Your objective - Tally the lines that include the word "color" and reply with nothing but the total.

Supplied records -
_ _ _ _

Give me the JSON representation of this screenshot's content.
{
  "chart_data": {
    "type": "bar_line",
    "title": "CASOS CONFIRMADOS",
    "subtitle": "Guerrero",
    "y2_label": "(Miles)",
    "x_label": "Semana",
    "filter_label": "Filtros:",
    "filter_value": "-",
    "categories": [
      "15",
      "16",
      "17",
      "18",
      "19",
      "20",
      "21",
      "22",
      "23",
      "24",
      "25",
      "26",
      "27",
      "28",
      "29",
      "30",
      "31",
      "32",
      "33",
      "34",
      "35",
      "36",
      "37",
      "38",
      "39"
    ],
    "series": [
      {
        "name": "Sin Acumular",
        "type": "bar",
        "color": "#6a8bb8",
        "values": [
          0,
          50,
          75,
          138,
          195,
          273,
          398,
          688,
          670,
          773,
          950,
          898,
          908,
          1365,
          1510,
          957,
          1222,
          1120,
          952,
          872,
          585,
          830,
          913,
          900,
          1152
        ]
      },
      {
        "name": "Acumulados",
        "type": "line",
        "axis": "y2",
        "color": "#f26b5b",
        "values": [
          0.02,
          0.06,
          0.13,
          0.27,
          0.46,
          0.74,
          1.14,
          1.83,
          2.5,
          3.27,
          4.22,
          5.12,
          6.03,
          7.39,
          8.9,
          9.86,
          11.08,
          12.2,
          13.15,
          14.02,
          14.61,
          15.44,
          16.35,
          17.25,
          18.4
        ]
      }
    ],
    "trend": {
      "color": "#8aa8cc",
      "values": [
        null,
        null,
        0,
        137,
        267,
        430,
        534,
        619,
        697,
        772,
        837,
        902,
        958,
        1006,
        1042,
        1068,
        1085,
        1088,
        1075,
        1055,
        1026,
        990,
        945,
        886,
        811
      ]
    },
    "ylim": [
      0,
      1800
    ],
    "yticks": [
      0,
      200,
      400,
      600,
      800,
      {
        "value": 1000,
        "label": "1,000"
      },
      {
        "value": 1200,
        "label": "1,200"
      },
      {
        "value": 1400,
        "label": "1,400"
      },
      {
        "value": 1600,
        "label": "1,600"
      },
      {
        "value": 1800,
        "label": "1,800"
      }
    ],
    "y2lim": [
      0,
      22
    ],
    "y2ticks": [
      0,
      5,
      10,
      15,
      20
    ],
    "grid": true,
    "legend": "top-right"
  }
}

_ _ _ _

Problem solution - 3